_WHAT THE TASK REQUIRES:_ Every line that holds the string "pressing" is to be identified and copied.

* START DATA FOR THIS TASK *

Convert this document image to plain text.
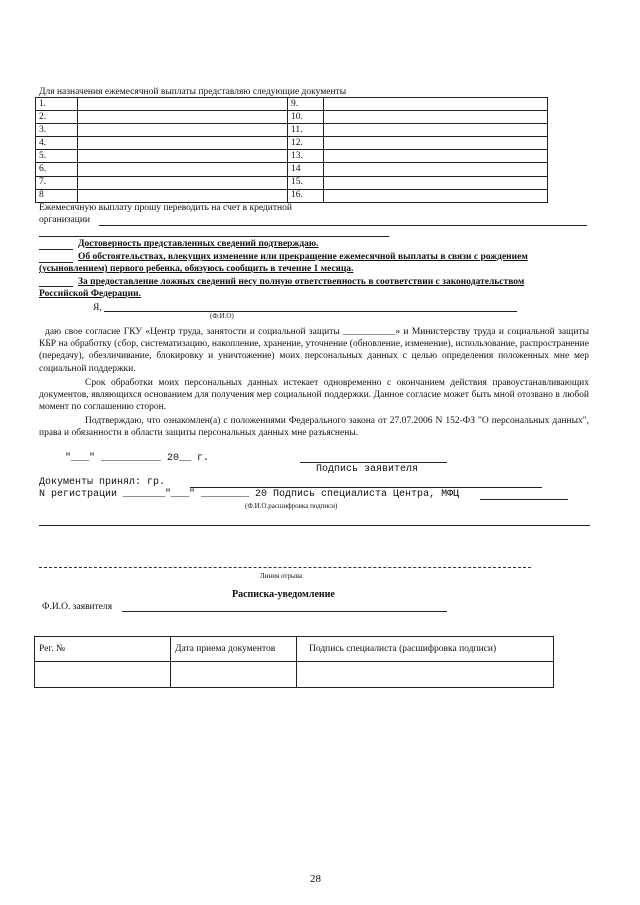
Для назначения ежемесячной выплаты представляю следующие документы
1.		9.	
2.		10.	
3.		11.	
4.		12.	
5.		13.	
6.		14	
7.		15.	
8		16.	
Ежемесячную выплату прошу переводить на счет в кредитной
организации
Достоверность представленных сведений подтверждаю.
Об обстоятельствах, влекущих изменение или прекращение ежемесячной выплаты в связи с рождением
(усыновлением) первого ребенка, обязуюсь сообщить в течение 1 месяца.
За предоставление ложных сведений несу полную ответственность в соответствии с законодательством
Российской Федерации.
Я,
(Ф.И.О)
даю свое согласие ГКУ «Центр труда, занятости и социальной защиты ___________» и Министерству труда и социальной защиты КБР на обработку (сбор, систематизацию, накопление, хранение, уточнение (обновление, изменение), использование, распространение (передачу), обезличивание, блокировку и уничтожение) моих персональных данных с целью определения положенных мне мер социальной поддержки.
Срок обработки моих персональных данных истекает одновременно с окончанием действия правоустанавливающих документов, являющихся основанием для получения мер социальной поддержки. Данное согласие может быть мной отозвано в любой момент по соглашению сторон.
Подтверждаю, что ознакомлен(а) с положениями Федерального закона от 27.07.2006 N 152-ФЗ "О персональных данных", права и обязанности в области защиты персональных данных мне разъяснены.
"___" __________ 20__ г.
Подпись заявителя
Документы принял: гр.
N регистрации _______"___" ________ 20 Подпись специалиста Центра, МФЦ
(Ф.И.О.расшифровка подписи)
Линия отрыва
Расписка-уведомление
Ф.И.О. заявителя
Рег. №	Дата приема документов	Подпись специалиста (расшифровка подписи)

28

* END DATA FOR THIS TASK *
* START DATA FOR THIS TASK *

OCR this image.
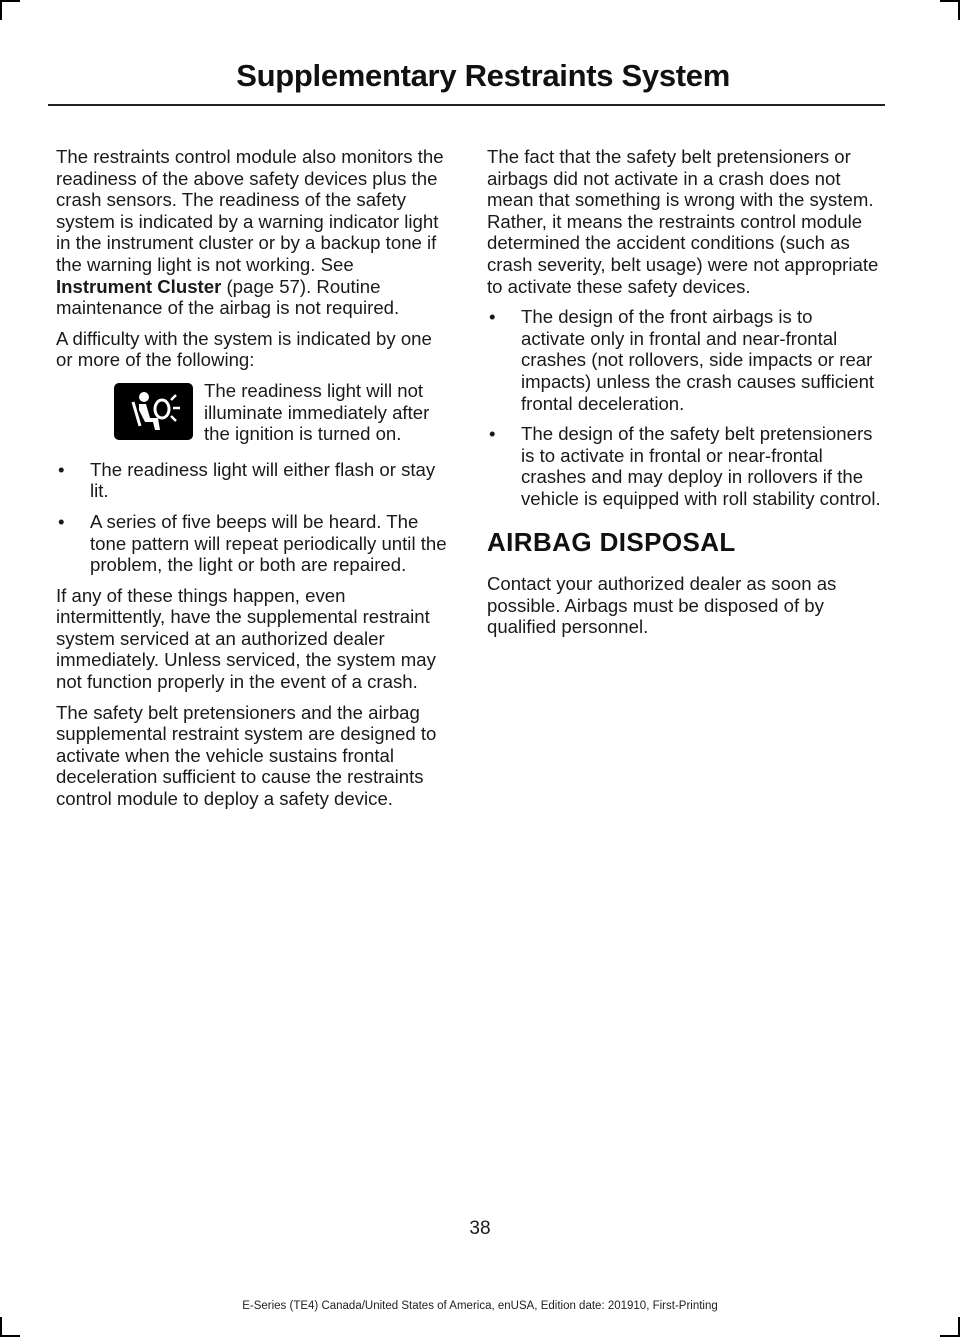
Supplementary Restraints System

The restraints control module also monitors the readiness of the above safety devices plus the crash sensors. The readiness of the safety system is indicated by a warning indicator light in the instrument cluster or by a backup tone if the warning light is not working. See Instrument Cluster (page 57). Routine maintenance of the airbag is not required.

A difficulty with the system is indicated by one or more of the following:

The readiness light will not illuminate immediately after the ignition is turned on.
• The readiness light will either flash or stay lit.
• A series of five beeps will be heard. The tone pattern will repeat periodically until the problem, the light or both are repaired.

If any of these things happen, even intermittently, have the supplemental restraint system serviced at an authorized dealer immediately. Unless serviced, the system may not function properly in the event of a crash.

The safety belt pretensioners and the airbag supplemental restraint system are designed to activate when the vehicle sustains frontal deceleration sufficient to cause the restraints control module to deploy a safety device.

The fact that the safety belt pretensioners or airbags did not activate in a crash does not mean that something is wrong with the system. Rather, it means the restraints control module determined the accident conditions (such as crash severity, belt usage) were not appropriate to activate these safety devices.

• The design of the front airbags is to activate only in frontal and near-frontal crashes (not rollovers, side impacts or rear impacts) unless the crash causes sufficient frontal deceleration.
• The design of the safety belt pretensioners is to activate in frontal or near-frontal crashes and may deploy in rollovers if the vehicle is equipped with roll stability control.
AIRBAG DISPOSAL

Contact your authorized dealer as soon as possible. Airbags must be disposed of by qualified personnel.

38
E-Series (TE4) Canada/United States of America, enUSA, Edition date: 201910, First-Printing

* END DATA FOR THIS TASK *
* START DATA FOR THIS TASK *

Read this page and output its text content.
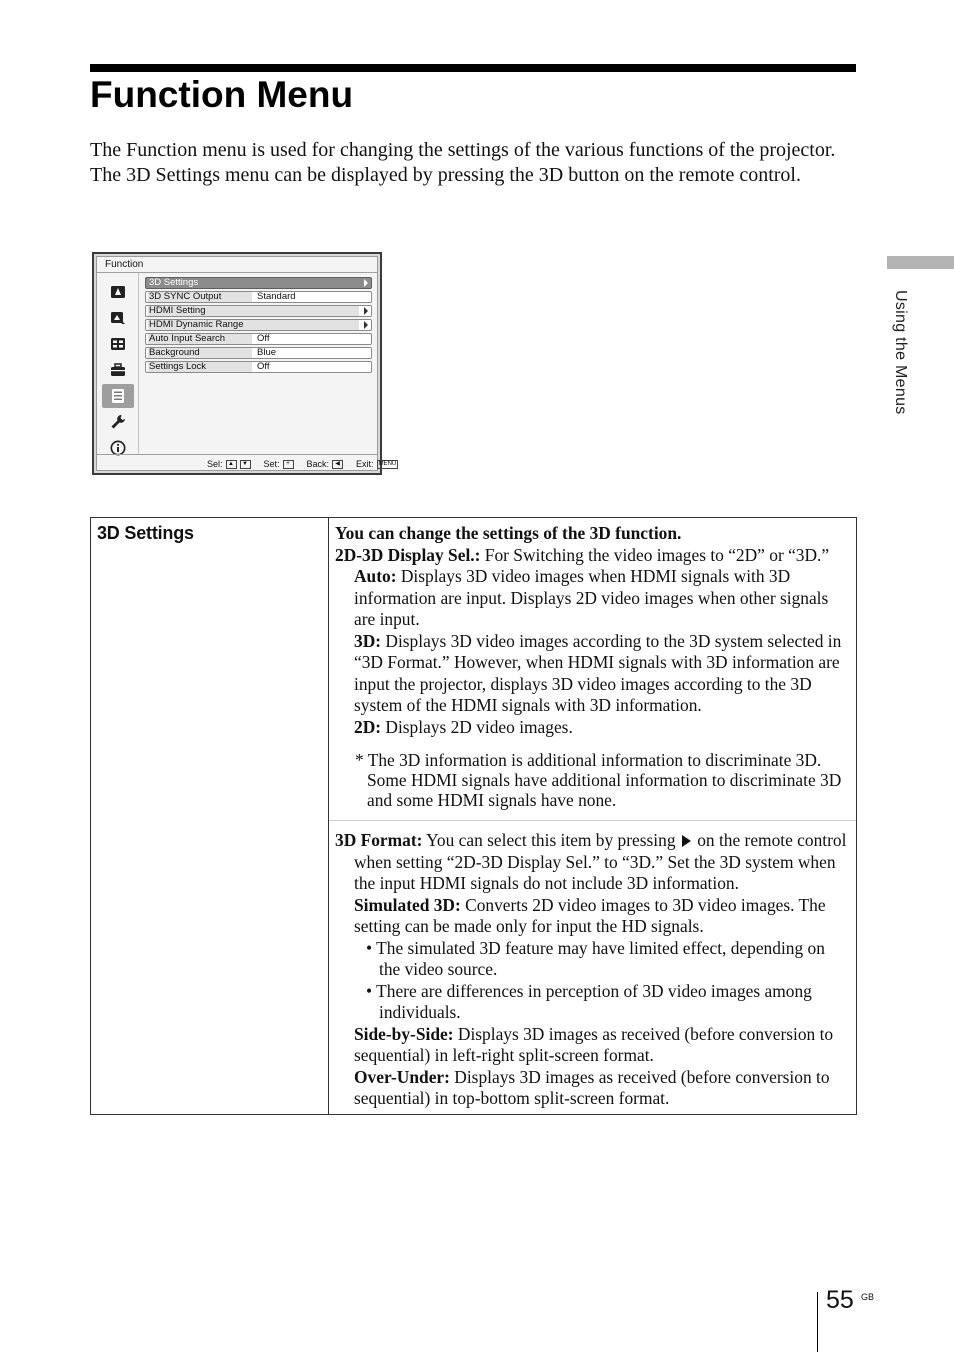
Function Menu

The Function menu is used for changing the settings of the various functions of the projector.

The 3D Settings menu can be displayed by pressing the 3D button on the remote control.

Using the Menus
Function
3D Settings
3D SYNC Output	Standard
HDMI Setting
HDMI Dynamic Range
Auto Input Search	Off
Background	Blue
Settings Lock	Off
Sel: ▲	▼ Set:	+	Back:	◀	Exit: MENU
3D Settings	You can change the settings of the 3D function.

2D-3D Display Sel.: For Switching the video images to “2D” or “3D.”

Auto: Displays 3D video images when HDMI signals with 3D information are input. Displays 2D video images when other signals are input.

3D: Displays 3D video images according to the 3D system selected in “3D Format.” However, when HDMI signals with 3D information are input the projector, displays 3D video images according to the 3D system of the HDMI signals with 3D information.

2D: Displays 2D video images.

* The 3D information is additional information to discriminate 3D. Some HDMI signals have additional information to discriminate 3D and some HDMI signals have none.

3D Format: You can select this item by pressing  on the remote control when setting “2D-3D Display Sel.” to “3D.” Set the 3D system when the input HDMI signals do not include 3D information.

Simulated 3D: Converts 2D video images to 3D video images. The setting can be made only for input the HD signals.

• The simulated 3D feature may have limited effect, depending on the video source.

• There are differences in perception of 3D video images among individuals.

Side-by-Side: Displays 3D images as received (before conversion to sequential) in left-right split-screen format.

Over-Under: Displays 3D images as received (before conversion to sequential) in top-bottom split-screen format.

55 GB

* END DATA FOR THIS TASK *

_EXERCISE ANSWER:_
The 3D Settings menu can be displayed by pressing the 3D button on the remote control.
3D Format: You can select this item by pressing  on the remote control when setting “2D-3D Display Sel.” to “3D.” Set the 3D system when the input HDMI signals do not include 3D information.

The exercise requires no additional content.